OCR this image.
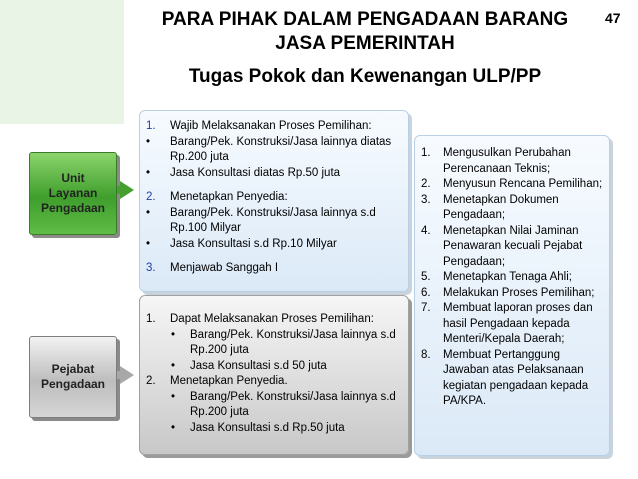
PARA PIHAK DALAM PENGADAAN BARANG
JASA PEMERINTAH
Tugas Pokok dan Kewenangan ULP/PP
47
Unit
Layanan
Pengadaan
Pejabat
Pengadaan
1.	Wajib Melaksanakan Proses Pemilihan:
•	Barang/Pek. Konstruksi/Jasa lainnya diatas Rp.200 juta
•	Jasa Konsultasi diatas Rp.50 juta
2.	Menetapkan Penyedia:
•	Barang/Pek. Konstruksi/Jasa lainnya s.d Rp.100 Milyar
•	Jasa Konsultasi s.d Rp.10 Milyar
3.	Menjawab Sanggah I
1.	Dapat Melaksanakan Proses Pemilihan:
•	Barang/Pek. Konstruksi/Jasa lainnya s.d Rp.200 juta
•	Jasa Konsultasi s.d 50 juta
2.	Menetapkan Penyedia.
•	Barang/Pek. Konstruksi/Jasa lainnya s.d Rp.200 juta
•	Jasa Konsultasi s.d Rp.50 juta
1.	Mengusulkan Perubahan Perencanaan Teknis;
2.	Menyusun Rencana Pemilihan;
3.	Menetapkan Dokumen Pengadaan;
4.	Menetapkan Nilai Jaminan Penawaran kecuali Pejabat Pengadaan;
5.	Menetapkan Tenaga Ahli;
6.	Melakukan Proses Pemilihan;
7.	Membuat laporan proses dan hasil Pengadaan kepada Menteri/Kepala Daerah;
8.	Membuat Pertanggung Jawaban atas Pelaksanaan kegiatan pengadaan kepada PA/KPA.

◆ **Aim of the exercise**
Restate the listing above word for word, and skip the pictures.

◆ **Solution to this exercise**
OCR this image.
PARA PIHAK DALAM PENGADAAN BARANG
JASA PEMERINTAH
Tugas Pokok dan Kewenangan ULP/PP
47
Unit
Layanan
Pengadaan
Pejabat
Pengadaan
1.	Wajib Melaksanakan Proses Pemilihan:
•	Barang/Pek. Konstruksi/Jasa lainnya diatas Rp.200 juta
•	Jasa Konsultasi diatas Rp.50 juta
2.	Menetapkan Penyedia:
•	Barang/Pek. Konstruksi/Jasa lainnya s.d Rp.100 Milyar
•	Jasa Konsultasi s.d Rp.10 Milyar
3.	Menjawab Sanggah I
1.	Dapat Melaksanakan Proses Pemilihan:
•	Barang/Pek. Konstruksi/Jasa lainnya s.d Rp.200 juta
•	Jasa Konsultasi s.d 50 juta
2.	Menetapkan Penyedia.
•	Barang/Pek. Konstruksi/Jasa lainnya s.d Rp.200 juta
•	Jasa Konsultasi s.d Rp.50 juta
1.	Mengusulkan Perubahan Perencanaan Teknis;
2.	Menyusun Rencana Pemilihan;
3.	Menetapkan Dokumen Pengadaan;
4.	Menetapkan Nilai Jaminan Penawaran kecuali Pejabat Pengadaan;
5.	Menetapkan Tenaga Ahli;
6.	Melakukan Proses Pemilihan;
7.	Membuat laporan proses dan hasil Pengadaan kepada Menteri/Kepala Daerah;
8.	Membuat Pertanggung Jawaban atas Pelaksanaan kegiatan pengadaan kepada PA/KPA.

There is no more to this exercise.